▼▼▼
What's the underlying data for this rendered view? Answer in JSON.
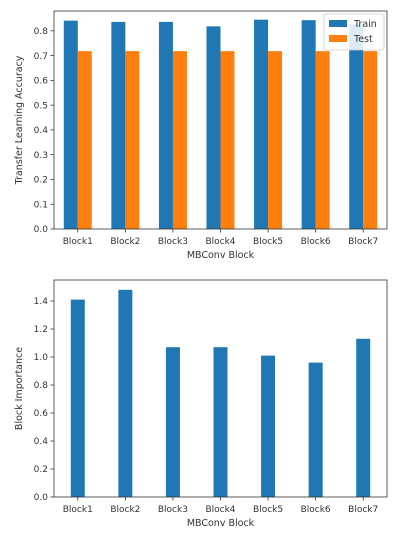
{
  "chart_data": [
    {
      "type": "bar",
      "categories": [
        "Block1",
        "Block2",
        "Block3",
        "Block4",
        "Block5",
        "Block6",
        "Block7"
      ],
      "series": [
        {
          "name": "Train",
          "values": [
            0.841,
            0.836,
            0.836,
            0.818,
            0.845,
            0.843,
            0.826
          ],
          "color": "#1f77b4"
        },
        {
          "name": "Test",
          "values": [
            0.718,
            0.718,
            0.718,
            0.718,
            0.718,
            0.718,
            0.718
          ],
          "color": "#ff7f0e"
        }
      ],
      "title": "",
      "xlabel": "MBConv Block",
      "ylabel": "Transfer Learning Accuracy",
      "ylim": [
        0,
        0.88
      ],
      "yticks": [
        0.0,
        0.1,
        0.2,
        0.3,
        0.4,
        0.5,
        0.6,
        0.7,
        0.8
      ],
      "ytick_labels": [
        "0.0",
        "0.1",
        "0.2",
        "0.3",
        "0.4",
        "0.5",
        "0.6",
        "0.7",
        "0.8"
      ],
      "legend": "top-right",
      "grid": false
    },
    {
      "type": "bar",
      "categories": [
        "Block1",
        "Block2",
        "Block3",
        "Block4",
        "Block5",
        "Block6",
        "Block7"
      ],
      "series": [
        {
          "values": [
            1.41,
            1.48,
            1.07,
            1.07,
            1.01,
            0.96,
            1.13
          ],
          "color": "#1f77b4"
        }
      ],
      "title": "",
      "xlabel": "MBConv Block",
      "ylabel": "Block Importance",
      "ylim": [
        0,
        1.55
      ],
      "yticks": [
        0.0,
        0.2,
        0.4,
        0.6,
        0.8,
        1.0,
        1.2,
        1.4
      ],
      "ytick_labels": [
        "0.0",
        "0.2",
        "0.4",
        "0.6",
        "0.8",
        "1.0",
        "1.2",
        "1.4"
      ],
      "legend": "none",
      "grid": false
    }
  ]
}
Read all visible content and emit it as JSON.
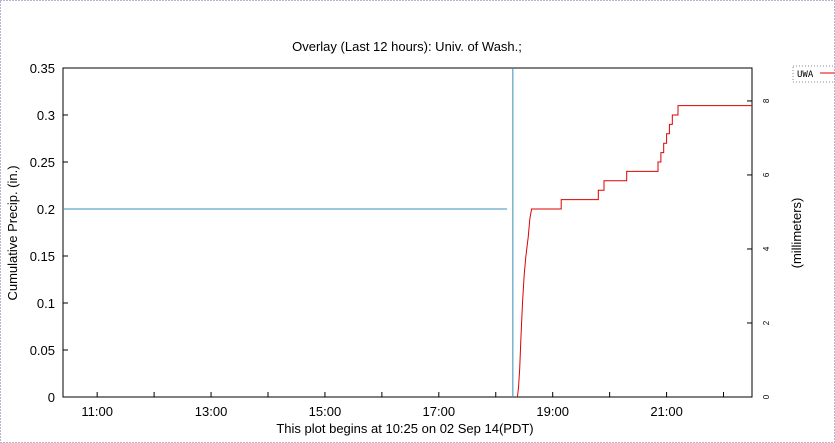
{
  "chart_data": {
    "type": "line",
    "title": "Overlay (Last 12 hours): Univ. of Wash.;",
    "ylabel": "Cumulative Precip. (in.)",
    "ylabel_right": "(millimeters)",
    "footer": "This plot begins at 10:25 on 02 Sep 14(PDT)",
    "ylim": [
      0,
      0.35
    ],
    "xlim_hours": [
      10.4,
      22.5
    ],
    "y_ticks": [
      "0",
      "0.05",
      "0.1",
      "0.15",
      "0.2",
      "0.25",
      "0.3",
      "0.35"
    ],
    "y_ticks_right": [
      "0",
      "2",
      "4",
      "6",
      "8"
    ],
    "x_ticks": [
      "11:00",
      "13:00",
      "15:00",
      "17:00",
      "19:00",
      "21:00"
    ],
    "grid": false,
    "legend": "top-right",
    "series": [
      {
        "name": "UWA",
        "color": "#dd0000",
        "points": [
          [
            18.38,
            0
          ],
          [
            18.4,
            0.01
          ],
          [
            18.42,
            0.03
          ],
          [
            18.44,
            0.06
          ],
          [
            18.47,
            0.1
          ],
          [
            18.5,
            0.13
          ],
          [
            18.53,
            0.15
          ],
          [
            18.57,
            0.17
          ],
          [
            18.6,
            0.19
          ],
          [
            18.63,
            0.2
          ],
          [
            19.15,
            0.2
          ],
          [
            19.15,
            0.21
          ],
          [
            19.8,
            0.21
          ],
          [
            19.8,
            0.22
          ],
          [
            19.9,
            0.22
          ],
          [
            19.9,
            0.23
          ],
          [
            20.3,
            0.23
          ],
          [
            20.3,
            0.24
          ],
          [
            20.85,
            0.24
          ],
          [
            20.85,
            0.25
          ],
          [
            20.9,
            0.25
          ],
          [
            20.9,
            0.26
          ],
          [
            20.95,
            0.26
          ],
          [
            20.95,
            0.27
          ],
          [
            21.0,
            0.27
          ],
          [
            21.0,
            0.28
          ],
          [
            21.05,
            0.28
          ],
          [
            21.05,
            0.29
          ],
          [
            21.1,
            0.29
          ],
          [
            21.1,
            0.3
          ],
          [
            21.2,
            0.3
          ],
          [
            21.2,
            0.31
          ],
          [
            22.5,
            0.31
          ]
        ]
      },
      {
        "color": "#3a8fb8",
        "points": [
          [
            10.4,
            0.2
          ],
          [
            18.2,
            0.2
          ]
        ]
      }
    ],
    "vertical_marker": {
      "x": 18.3,
      "color": "#3a8fb8"
    }
  }
}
▲▲▲
EXERCISE BRIEF
State the number of lines holding the word "legend" in the listing. Add nothing else.

WRITTEN RESPONSE
3